begin EXCERPTED RECORDS
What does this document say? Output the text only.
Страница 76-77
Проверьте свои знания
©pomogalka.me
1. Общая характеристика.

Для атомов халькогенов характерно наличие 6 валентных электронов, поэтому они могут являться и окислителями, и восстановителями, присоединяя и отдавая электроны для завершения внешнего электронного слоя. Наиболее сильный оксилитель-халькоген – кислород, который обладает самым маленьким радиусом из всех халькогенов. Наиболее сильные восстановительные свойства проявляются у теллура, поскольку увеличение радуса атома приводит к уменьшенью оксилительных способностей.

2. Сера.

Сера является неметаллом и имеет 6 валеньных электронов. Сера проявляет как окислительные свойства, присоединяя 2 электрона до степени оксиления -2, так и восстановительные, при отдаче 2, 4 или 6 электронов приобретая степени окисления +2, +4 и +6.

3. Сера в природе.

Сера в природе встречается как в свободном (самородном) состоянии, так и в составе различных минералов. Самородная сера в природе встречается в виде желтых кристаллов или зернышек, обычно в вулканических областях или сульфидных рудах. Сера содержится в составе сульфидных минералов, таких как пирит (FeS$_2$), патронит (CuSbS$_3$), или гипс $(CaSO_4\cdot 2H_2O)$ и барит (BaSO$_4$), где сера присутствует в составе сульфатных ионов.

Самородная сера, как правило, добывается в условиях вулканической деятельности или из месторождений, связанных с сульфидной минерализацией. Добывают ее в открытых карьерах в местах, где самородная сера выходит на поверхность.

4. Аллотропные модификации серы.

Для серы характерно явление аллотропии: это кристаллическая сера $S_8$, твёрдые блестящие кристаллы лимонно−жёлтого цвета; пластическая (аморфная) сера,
end EXCERPTED RECORDS
AIM: Using the material above, gather every line that includes "характерно".

RESULT FOR THIS EXERCISE:
Для атомов халькогенов характерно наличие 6 валентных электронов, поэтому они могут являться и окислителями, и восстановителями, присоединяя и отдавая электроны для завершения внешнего электронного слоя. Наиболее сильный оксилитель-халькоген – кислород, который обладает самым маленьким радиусом из всех халькогенов. Наиболее сильные восстановительные свойства проявляются у теллура, поскольку увеличение радуса атома приводит к уменьшенью оксилительных способностей.
Для серы характерно явление аллотропии: это кристаллическая сера $S_8$, твёрдые блестящие кристаллы лимонно−жёлтого цвета; пластическая (аморфная) сера,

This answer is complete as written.